**To do**
Output all the entries word for word. Omit the pictures.

**Stored records**
>>>>>

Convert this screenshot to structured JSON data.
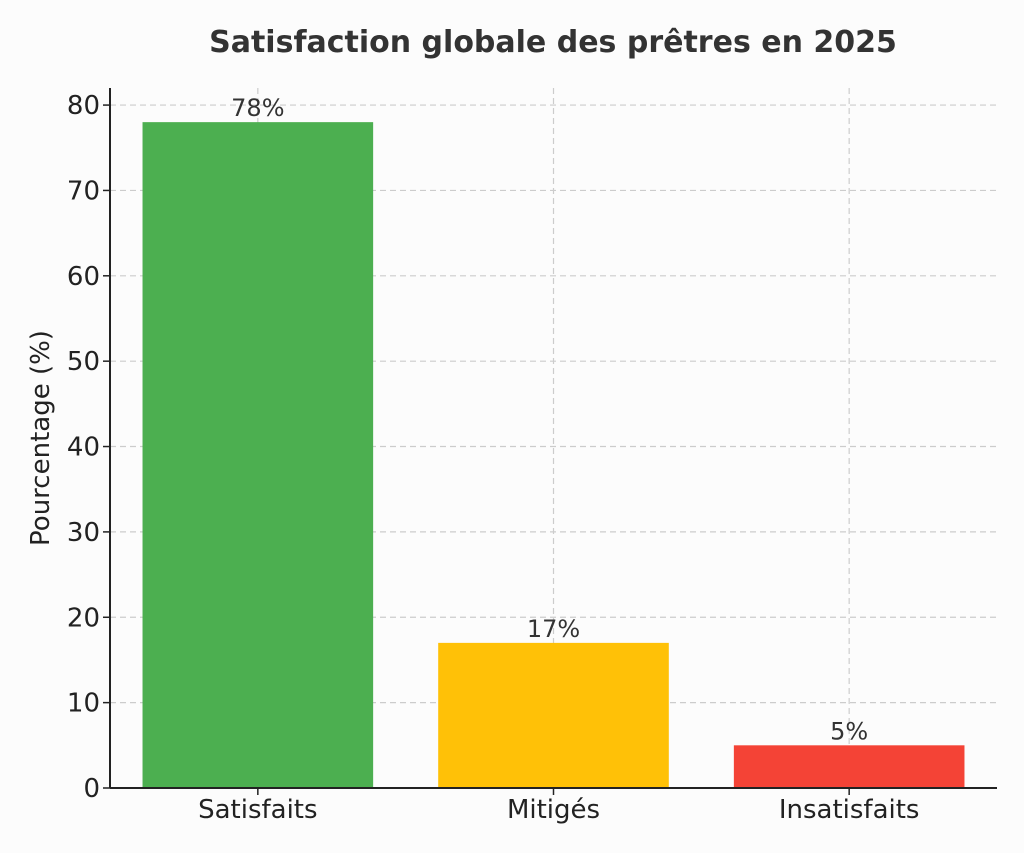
{
  "chart_data": {
    "type": "bar",
    "title": "Satisfaction globale des prêtres en 2025",
    "xlabel": "",
    "ylabel": "Pourcentage (%)",
    "categories": [
      "Satisfaits",
      "Mitigés",
      "Insatisfaits"
    ],
    "values": [
      78,
      17,
      5
    ],
    "value_labels": [
      "78%",
      "17%",
      "5%"
    ],
    "colors": [
      "#4caf50",
      "#ffc107",
      "#f44336"
    ],
    "ylim": [
      0,
      82
    ],
    "yticks": [
      0,
      10,
      20,
      30,
      40,
      50,
      60,
      70,
      80
    ],
    "grid": true,
    "legend": "none"
  }
}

<<<<<

**Output below**
Convert this screenshot to structured JSON data.
{
  "chart_data": {
    "type": "bar",
    "title": "Satisfaction globale des prêtres en 2025",
    "xlabel": "",
    "ylabel": "Pourcentage (%)",
    "categories": [
      "Satisfaits",
      "Mitigés",
      "Insatisfaits"
    ],
    "values": [
      78,
      17,
      5
    ],
    "value_labels": [
      "78%",
      "17%",
      "5%"
    ],
    "colors": [
      "#4caf50",
      "#ffc107",
      "#f44336"
    ],
    "ylim": [
      0,
      82
    ],
    "yticks": [
      0,
      10,
      20,
      30,
      40,
      50,
      60,
      70,
      80
    ],
    "grid": true,
    "legend": "none"
  }
}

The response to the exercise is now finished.